Request.
Go through the material and write it all out exactly, minus the pictures.

----------------

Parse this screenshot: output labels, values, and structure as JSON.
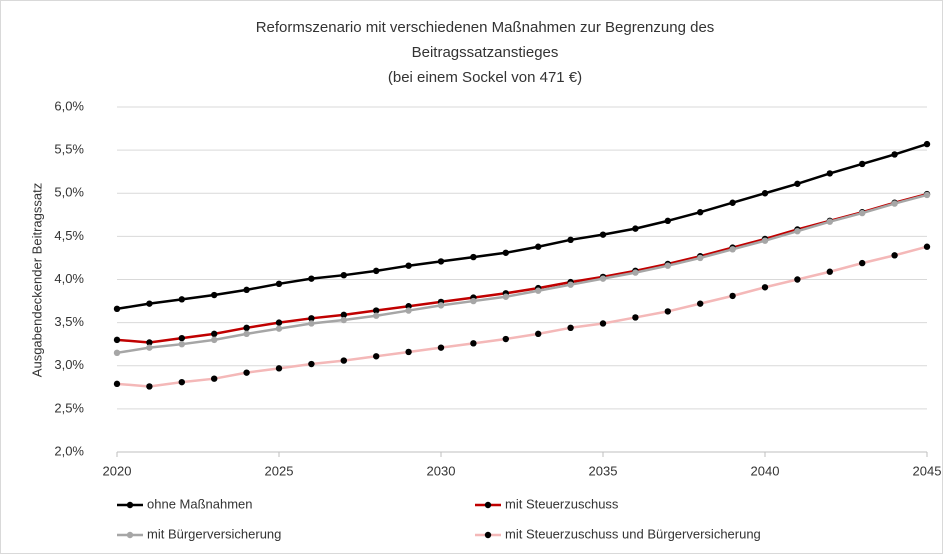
{
  "chart_data": {
    "type": "line",
    "title": [
      "Reformszenario mit verschiedenen Maßnahmen zur Begrenzung des",
      "Beitragssatzanstieges",
      "(bei einem Sockel von 471 €)"
    ],
    "y_label": "Ausgabendeckender Beitragssatz",
    "x": [
      2020,
      2021,
      2022,
      2023,
      2024,
      2025,
      2026,
      2027,
      2028,
      2029,
      2030,
      2031,
      2032,
      2033,
      2034,
      2035,
      2036,
      2037,
      2038,
      2039,
      2040,
      2041,
      2042,
      2043,
      2044,
      2045
    ],
    "xlim": [
      2020,
      2045
    ],
    "xticks": [
      2020,
      2025,
      2030,
      2035,
      2040,
      2045
    ],
    "ylim": [
      2.0,
      6.0
    ],
    "yticks": [
      {
        "value": 2.0,
        "label": "2,0%"
      },
      {
        "value": 2.5,
        "label": "2,5%"
      },
      {
        "value": 3.0,
        "label": "3,0%"
      },
      {
        "value": 3.5,
        "label": "3,5%"
      },
      {
        "value": 4.0,
        "label": "4,0%"
      },
      {
        "value": 4.5,
        "label": "4,5%"
      },
      {
        "value": 5.0,
        "label": "5,0%"
      },
      {
        "value": 5.5,
        "label": "5,5%"
      },
      {
        "value": 6.0,
        "label": "6,0%"
      }
    ],
    "grid": true,
    "legend": "bottom",
    "series": [
      {
        "name": "ohne Maßnahmen",
        "color": "#000000",
        "marker_color": "#000000",
        "values": [
          3.66,
          3.72,
          3.77,
          3.82,
          3.88,
          3.95,
          4.01,
          4.05,
          4.1,
          4.16,
          4.21,
          4.26,
          4.31,
          4.38,
          4.46,
          4.52,
          4.59,
          4.68,
          4.78,
          4.89,
          5.0,
          5.11,
          5.23,
          5.34,
          5.45,
          5.57
        ]
      },
      {
        "name": "mit Steuerzuschuss",
        "color": "#c00000",
        "marker_color": "#000000",
        "values": [
          3.3,
          3.27,
          3.32,
          3.37,
          3.44,
          3.5,
          3.55,
          3.59,
          3.64,
          3.69,
          3.74,
          3.79,
          3.84,
          3.9,
          3.97,
          4.03,
          4.1,
          4.18,
          4.27,
          4.37,
          4.47,
          4.58,
          4.68,
          4.78,
          4.89,
          4.99
        ]
      },
      {
        "name": "mit Bürgerversicherung",
        "color": "#a6a6a6",
        "marker_color": "#a6a6a6",
        "values": [
          3.15,
          3.21,
          3.25,
          3.3,
          3.37,
          3.43,
          3.49,
          3.53,
          3.58,
          3.64,
          3.7,
          3.75,
          3.8,
          3.87,
          3.94,
          4.01,
          4.08,
          4.16,
          4.25,
          4.35,
          4.45,
          4.56,
          4.67,
          4.77,
          4.88,
          4.98
        ]
      },
      {
        "name": "mit Steuerzuschuss und Bürgerversicherung",
        "color": "#f4b8b8",
        "marker_color": "#000000",
        "values": [
          2.79,
          2.76,
          2.81,
          2.85,
          2.92,
          2.97,
          3.02,
          3.06,
          3.11,
          3.16,
          3.21,
          3.26,
          3.31,
          3.37,
          3.44,
          3.49,
          3.56,
          3.63,
          3.72,
          3.81,
          3.91,
          4.0,
          4.09,
          4.19,
          4.28,
          4.38
        ]
      }
    ]
  }
}
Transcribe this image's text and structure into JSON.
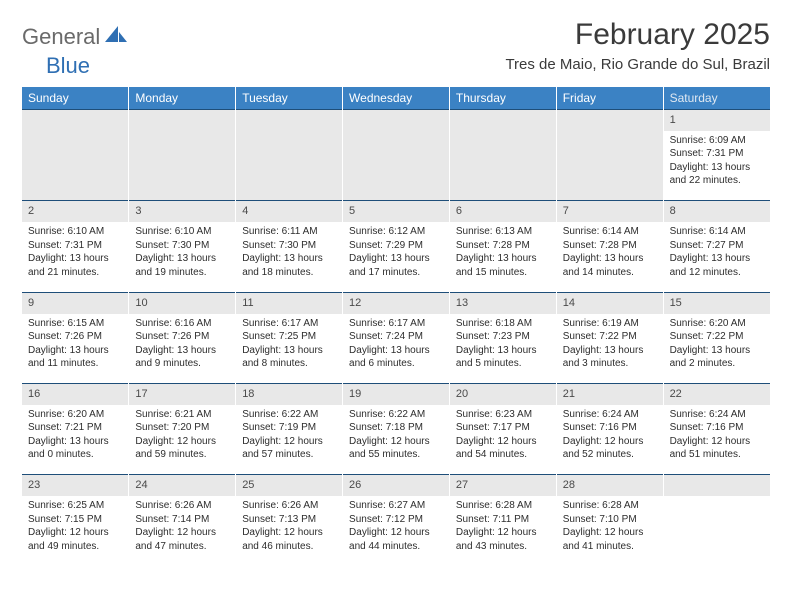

----------------

Exercise output.
Parse this screenshot: output labels, values, and structure as JSON.
{
  "chart_data": {
    "type": "line",
    "title": [
      "Reformszenario mit verschiedenen Maßnahmen zur Begrenzung des",
      "Beitragssatzanstieges",
      "(bei einem Sockel von 471 €)"
    ],
    "y_label": "Ausgabendeckender Beitragssatz",
    "x": [
      2020,
      2021,
      2022,
      2023,
      2024,
      2025,
      2026,
      2027,
      2028,
      2029,
      2030,
      2031,
      2032,
      2033,
      2034,
      2035,
      2036,
      2037,
      2038,
      2039,
      2040,
      2041,
      2042,
      2043,
      2044,
      2045
    ],
    "xlim": [
      2020,
      2045
    ],
    "xticks": [
      2020,
      2025,
      2030,
      2035,
      2040,
      2045
    ],
    "ylim": [
      2.0,
      6.0
    ],
    "yticks": [
      {
        "value": 2.0,
        "label": "2,0%"
      },
      {
        "value": 2.5,
        "label": "2,5%"
      },
      {
        "value": 3.0,
        "label": "3,0%"
      },
      {
        "value": 3.5,
        "label": "3,5%"
      },
      {
        "value": 4.0,
        "label": "4,0%"
      },
      {
        "value": 4.5,
        "label": "4,5%"
      },
      {
        "value": 5.0,
        "label": "5,0%"
      },
      {
        "value": 5.5,
        "label": "5,5%"
      },
      {
        "value": 6.0,
        "label": "6,0%"
      }
    ],
    "grid": true,
    "legend": "bottom",
    "series": [
      {
        "name": "ohne Maßnahmen",
        "color": "#000000",
        "marker_color": "#000000",
        "values": [
          3.66,
          3.72,
          3.77,
          3.82,
          3.88,
          3.95,
          4.01,
          4.05,
          4.1,
          4.16,
          4.21,
          4.26,
          4.31,
          4.38,
          4.46,
          4.52,
          4.59,
          4.68,
          4.78,
          4.89,
          5.0,
          5.11,
          5.23,
          5.34,
          5.45,
          5.57
        ]
      },
      {
        "name": "mit Steuerzuschuss",
        "color": "#c00000",
        "marker_color": "#000000",
        "values": [
          3.3,
          3.27,
          3.32,
          3.37,
          3.44,
          3.5,
          3.55,
          3.59,
          3.64,
          3.69,
          3.74,
          3.79,
          3.84,
          3.9,
          3.97,
          4.03,
          4.1,
          4.18,
          4.27,
          4.37,
          4.47,
          4.58,
          4.68,
          4.78,
          4.89,
          4.99
        ]
      },
      {
        "name": "mit Bürgerversicherung",
        "color": "#a6a6a6",
        "marker_color": "#a6a6a6",
        "values": [
          3.15,
          3.21,
          3.25,
          3.3,
          3.37,
          3.43,
          3.49,
          3.53,
          3.58,
          3.64,
          3.7,
          3.75,
          3.8,
          3.87,
          3.94,
          4.01,
          4.08,
          4.16,
          4.25,
          4.35,
          4.45,
          4.56,
          4.67,
          4.77,
          4.88,
          4.98
        ]
      },
      {
        "name": "mit Steuerzuschuss und Bürgerversicherung",
        "color": "#f4b8b8",
        "marker_color": "#000000",
        "values": [
          2.79,
          2.76,
          2.81,
          2.85,
          2.92,
          2.97,
          3.02,
          3.06,
          3.11,
          3.16,
          3.21,
          3.26,
          3.31,
          3.37,
          3.44,
          3.49,
          3.56,
          3.63,
          3.72,
          3.81,
          3.91,
          4.0,
          4.09,
          4.19,
          4.28,
          4.38
        ]
      }
    ]
  }
}
Transcribe this image's text and structure into JSON.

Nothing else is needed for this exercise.